What the task asks | Report the count of lines below that include "pmol", without any other text.

Data supplied |

--- BEGIN ---

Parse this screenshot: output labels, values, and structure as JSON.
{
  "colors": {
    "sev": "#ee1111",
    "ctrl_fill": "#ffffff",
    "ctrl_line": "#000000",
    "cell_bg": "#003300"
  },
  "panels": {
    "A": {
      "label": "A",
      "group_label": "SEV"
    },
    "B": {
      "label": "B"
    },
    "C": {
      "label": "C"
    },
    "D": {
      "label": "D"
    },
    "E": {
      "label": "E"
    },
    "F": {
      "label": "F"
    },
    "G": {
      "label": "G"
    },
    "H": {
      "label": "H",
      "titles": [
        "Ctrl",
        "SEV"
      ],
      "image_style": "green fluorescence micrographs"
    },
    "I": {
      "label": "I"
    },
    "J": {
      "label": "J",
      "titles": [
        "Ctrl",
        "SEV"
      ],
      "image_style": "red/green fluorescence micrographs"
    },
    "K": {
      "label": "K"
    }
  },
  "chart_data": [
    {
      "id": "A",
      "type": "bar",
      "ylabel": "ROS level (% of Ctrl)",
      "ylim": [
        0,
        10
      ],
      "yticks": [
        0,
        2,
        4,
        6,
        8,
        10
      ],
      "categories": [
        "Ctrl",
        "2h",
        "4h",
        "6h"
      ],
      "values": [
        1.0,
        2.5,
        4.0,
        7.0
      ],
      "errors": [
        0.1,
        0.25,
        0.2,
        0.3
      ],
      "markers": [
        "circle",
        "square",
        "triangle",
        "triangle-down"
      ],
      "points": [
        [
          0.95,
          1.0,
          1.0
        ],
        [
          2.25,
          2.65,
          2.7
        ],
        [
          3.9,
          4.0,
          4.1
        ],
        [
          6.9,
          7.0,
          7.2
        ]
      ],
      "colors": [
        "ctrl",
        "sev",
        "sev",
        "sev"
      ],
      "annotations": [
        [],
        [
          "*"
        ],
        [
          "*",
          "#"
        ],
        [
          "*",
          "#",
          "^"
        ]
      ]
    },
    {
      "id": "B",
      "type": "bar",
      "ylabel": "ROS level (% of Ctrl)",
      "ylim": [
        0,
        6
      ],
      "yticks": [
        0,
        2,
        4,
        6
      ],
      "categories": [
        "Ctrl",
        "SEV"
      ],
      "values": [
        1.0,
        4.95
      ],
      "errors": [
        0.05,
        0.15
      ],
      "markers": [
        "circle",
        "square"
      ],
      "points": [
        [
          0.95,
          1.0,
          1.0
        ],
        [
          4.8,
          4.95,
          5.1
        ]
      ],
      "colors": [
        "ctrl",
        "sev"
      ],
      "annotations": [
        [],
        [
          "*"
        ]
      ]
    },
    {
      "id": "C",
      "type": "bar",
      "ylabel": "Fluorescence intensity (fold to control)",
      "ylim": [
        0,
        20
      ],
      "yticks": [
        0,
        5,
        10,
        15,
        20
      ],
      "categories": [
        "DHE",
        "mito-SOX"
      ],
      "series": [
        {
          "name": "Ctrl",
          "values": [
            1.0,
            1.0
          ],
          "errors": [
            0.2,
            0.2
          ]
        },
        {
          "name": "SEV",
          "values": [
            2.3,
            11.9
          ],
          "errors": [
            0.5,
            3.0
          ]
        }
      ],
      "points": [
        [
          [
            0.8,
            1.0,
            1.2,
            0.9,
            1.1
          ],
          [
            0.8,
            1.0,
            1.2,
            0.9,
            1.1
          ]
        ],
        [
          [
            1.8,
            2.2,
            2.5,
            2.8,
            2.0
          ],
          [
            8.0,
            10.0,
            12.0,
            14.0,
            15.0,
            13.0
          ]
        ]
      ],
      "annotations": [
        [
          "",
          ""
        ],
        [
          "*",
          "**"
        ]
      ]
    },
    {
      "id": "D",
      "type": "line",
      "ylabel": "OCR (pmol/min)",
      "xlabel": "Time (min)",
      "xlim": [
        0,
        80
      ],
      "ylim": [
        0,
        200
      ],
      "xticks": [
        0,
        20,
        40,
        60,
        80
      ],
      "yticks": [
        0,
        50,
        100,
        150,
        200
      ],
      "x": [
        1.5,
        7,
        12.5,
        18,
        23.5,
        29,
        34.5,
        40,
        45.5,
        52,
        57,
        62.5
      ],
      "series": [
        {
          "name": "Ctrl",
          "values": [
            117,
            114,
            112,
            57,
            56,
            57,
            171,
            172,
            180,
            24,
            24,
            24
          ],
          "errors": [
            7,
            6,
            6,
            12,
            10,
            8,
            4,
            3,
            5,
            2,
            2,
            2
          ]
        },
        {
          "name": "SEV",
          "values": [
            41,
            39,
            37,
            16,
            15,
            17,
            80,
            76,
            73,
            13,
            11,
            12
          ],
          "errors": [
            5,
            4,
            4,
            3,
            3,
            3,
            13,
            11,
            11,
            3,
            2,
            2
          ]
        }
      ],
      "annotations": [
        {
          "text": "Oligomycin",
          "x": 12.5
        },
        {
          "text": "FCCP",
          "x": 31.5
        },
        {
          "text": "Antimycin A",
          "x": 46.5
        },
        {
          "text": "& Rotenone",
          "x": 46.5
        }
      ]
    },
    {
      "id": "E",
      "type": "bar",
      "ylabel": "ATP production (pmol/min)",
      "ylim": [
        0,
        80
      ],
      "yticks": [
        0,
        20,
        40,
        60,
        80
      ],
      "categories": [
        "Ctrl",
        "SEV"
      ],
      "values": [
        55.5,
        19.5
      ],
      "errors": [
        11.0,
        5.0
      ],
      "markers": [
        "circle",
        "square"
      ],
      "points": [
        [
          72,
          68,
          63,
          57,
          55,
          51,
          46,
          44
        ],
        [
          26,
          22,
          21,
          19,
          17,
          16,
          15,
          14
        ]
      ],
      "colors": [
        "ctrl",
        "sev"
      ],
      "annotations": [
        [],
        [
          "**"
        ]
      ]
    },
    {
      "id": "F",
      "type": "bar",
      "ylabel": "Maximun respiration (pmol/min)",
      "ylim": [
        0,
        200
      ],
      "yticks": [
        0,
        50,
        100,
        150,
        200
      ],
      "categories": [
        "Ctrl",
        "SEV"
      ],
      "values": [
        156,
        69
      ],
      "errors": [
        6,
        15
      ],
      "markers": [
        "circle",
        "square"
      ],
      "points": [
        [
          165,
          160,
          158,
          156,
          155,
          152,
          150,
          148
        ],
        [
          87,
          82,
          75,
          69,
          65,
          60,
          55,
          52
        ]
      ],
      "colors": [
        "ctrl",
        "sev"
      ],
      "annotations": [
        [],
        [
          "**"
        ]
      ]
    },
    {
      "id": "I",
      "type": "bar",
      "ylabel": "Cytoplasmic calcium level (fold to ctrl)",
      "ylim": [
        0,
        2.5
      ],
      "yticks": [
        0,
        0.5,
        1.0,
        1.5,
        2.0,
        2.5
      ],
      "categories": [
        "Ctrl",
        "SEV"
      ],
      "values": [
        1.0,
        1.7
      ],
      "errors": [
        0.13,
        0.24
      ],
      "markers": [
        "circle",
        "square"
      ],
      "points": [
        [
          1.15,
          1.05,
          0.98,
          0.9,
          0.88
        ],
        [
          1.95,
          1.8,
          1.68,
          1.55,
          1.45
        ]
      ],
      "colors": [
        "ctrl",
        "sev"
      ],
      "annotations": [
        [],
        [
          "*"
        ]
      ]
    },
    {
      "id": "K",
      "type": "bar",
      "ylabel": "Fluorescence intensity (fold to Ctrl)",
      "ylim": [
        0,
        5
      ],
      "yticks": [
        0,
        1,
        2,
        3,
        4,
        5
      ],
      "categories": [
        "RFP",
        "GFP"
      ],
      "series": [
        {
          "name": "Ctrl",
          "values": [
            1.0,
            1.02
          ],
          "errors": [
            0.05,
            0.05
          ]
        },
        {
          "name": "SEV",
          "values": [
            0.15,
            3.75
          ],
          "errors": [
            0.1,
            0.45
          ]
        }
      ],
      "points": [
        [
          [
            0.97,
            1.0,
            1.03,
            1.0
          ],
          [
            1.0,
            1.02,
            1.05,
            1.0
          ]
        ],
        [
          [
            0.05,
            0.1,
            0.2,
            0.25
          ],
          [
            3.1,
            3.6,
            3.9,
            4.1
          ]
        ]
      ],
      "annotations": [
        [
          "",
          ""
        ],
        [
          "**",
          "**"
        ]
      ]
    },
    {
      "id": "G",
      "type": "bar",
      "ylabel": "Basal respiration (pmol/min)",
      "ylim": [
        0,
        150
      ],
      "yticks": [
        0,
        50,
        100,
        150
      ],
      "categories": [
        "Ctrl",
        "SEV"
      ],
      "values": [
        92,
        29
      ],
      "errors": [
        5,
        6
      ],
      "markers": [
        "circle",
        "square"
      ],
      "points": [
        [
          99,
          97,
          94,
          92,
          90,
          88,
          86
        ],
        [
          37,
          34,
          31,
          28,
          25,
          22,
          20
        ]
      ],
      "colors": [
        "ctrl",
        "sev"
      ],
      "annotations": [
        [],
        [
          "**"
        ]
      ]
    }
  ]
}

--- END ---

Complete output | 4